§ Exercise goal: Assemble all lines in which the string "title" appears.

##### Input records

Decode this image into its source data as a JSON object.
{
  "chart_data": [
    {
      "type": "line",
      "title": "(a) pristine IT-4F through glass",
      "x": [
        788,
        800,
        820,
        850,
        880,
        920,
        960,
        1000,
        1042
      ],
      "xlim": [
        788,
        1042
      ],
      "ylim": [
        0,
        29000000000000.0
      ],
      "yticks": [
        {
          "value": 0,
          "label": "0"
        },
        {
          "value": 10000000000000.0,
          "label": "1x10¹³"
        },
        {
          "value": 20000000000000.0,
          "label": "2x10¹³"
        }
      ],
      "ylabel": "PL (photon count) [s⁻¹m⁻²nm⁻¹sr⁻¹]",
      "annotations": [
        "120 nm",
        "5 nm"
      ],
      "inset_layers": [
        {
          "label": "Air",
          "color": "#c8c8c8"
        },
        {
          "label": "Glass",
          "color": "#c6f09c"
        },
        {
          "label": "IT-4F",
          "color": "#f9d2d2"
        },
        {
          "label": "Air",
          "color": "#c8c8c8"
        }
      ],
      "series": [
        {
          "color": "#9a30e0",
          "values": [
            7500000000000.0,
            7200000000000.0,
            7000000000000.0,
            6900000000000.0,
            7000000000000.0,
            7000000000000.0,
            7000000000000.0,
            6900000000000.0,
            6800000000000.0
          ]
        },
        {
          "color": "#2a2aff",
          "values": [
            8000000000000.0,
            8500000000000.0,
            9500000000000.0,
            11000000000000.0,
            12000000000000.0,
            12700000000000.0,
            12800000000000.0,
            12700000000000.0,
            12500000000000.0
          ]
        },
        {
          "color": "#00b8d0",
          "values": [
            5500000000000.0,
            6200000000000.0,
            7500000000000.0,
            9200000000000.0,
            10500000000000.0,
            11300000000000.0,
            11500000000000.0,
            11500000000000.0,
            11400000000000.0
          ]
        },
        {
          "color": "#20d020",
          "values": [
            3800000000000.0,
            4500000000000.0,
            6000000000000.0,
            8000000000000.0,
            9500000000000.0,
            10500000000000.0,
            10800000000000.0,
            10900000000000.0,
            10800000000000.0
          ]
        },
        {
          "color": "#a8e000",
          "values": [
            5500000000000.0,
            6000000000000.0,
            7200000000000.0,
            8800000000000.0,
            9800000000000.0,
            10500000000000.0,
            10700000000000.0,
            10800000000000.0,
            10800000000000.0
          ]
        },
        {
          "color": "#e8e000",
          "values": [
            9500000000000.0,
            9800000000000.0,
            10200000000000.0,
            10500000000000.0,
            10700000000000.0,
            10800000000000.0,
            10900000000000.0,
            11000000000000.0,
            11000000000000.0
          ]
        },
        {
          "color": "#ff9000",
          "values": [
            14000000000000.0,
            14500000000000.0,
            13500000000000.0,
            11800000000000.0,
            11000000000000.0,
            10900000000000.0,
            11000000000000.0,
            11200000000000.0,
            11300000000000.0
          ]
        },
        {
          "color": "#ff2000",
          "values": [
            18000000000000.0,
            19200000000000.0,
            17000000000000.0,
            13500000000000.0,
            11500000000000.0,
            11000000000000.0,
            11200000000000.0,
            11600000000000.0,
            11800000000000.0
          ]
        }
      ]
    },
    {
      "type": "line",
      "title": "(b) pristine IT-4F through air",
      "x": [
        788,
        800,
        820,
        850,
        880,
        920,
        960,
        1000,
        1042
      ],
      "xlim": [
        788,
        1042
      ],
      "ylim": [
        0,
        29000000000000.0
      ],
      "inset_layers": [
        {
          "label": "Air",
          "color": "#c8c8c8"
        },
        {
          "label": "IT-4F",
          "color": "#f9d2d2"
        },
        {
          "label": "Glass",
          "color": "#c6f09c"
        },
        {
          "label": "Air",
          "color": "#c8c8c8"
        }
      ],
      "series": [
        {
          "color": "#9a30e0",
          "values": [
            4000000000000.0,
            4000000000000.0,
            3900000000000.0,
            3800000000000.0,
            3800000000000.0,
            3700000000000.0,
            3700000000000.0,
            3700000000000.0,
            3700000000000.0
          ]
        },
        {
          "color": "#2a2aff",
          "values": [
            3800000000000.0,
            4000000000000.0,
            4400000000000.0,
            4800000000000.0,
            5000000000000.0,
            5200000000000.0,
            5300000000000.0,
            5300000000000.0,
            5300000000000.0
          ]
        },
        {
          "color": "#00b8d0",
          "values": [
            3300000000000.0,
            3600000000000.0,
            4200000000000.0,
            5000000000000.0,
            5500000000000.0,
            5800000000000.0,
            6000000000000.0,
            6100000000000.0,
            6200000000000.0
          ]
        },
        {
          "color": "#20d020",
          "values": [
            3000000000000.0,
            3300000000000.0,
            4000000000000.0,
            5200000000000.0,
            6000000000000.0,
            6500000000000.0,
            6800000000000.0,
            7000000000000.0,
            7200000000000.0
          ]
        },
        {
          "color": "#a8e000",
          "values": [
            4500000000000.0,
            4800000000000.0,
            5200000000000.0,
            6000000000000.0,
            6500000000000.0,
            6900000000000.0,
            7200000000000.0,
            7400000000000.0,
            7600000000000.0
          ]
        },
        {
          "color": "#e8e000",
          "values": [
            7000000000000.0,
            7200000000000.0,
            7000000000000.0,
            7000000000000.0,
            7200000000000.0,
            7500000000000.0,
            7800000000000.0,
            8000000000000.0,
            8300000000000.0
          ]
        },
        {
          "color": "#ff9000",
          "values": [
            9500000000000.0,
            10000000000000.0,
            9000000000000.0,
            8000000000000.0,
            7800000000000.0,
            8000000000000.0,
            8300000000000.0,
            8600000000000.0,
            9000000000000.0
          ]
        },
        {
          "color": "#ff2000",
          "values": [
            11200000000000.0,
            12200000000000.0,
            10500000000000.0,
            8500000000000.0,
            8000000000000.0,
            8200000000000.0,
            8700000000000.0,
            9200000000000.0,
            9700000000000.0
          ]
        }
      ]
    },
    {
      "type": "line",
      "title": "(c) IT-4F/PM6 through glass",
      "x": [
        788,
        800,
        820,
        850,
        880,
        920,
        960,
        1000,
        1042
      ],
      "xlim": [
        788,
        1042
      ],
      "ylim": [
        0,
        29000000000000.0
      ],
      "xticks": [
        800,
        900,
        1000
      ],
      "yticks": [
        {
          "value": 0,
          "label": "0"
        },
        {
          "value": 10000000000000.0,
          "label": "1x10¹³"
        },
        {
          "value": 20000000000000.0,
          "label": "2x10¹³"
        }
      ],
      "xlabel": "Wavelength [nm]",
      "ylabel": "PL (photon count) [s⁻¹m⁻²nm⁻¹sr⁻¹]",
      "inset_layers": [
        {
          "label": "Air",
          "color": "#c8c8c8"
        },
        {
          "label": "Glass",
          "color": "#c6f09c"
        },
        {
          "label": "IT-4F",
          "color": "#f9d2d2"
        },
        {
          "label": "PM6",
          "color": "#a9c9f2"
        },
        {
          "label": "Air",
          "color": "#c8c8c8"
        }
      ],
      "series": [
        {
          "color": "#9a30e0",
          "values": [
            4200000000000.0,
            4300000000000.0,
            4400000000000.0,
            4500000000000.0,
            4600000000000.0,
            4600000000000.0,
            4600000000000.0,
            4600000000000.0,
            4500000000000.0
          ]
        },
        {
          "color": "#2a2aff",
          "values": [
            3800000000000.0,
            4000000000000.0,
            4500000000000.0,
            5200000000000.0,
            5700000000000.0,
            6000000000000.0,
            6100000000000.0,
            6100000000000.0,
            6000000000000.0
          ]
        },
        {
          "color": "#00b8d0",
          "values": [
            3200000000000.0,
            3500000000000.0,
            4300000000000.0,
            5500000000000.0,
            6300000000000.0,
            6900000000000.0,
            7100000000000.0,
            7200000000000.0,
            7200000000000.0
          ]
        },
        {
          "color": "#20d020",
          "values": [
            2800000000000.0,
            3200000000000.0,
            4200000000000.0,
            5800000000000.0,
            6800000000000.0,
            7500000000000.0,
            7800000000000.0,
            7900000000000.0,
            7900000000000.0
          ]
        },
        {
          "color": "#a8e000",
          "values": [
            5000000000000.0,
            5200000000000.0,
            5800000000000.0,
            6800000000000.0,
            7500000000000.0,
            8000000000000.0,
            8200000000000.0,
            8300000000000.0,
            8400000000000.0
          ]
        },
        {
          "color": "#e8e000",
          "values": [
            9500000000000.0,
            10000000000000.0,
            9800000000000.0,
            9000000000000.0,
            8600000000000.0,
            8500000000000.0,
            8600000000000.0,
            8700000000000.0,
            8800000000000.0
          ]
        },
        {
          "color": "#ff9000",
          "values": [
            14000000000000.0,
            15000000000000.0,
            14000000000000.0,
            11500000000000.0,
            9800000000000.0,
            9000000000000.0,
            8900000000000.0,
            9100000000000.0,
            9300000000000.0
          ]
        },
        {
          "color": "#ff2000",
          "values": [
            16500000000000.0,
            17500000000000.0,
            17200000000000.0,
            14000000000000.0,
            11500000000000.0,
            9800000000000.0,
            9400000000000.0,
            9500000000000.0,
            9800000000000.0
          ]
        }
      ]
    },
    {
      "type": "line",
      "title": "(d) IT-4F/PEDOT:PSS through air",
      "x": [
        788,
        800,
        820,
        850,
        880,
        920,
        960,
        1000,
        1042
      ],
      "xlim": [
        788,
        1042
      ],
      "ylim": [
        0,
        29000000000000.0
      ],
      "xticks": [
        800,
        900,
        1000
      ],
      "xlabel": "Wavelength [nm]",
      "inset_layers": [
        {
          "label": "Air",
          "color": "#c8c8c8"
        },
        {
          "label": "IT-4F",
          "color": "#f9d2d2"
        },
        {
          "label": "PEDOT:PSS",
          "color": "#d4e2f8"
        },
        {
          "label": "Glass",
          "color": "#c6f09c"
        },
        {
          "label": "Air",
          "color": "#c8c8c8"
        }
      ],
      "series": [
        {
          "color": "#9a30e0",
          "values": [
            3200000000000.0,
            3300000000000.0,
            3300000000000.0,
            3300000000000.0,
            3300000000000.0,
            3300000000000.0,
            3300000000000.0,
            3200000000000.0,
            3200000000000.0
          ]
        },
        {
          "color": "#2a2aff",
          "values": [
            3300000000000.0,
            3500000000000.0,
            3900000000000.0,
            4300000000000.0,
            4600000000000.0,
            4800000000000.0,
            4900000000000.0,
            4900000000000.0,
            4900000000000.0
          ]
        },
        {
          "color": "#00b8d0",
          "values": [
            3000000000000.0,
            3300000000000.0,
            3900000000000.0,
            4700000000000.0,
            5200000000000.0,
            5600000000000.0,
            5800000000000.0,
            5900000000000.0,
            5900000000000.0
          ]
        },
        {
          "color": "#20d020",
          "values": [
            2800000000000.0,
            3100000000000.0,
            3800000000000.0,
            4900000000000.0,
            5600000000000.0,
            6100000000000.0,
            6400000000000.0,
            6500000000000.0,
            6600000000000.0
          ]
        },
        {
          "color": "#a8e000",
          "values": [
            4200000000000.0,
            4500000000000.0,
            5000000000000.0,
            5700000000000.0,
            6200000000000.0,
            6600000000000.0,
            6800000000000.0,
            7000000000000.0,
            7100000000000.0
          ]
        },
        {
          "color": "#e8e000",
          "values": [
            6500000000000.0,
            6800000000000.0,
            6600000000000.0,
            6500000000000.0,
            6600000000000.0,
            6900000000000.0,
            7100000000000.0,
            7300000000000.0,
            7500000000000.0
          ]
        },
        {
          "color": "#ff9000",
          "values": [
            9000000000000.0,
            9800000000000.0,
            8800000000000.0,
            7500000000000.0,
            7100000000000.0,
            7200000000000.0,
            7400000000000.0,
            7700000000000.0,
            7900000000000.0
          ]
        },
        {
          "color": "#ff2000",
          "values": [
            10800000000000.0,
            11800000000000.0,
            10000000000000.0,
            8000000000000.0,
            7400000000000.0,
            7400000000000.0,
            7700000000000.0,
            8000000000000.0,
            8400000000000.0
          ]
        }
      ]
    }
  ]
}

##########

§ Reply:
      "title": "(a) pristine IT-4F through glass",
      "title": "(b) pristine IT-4F through air",
      "title": "(c) IT-4F/PM6 through glass",
      "title": "(d) IT-4F/PEDOT:PSS through air",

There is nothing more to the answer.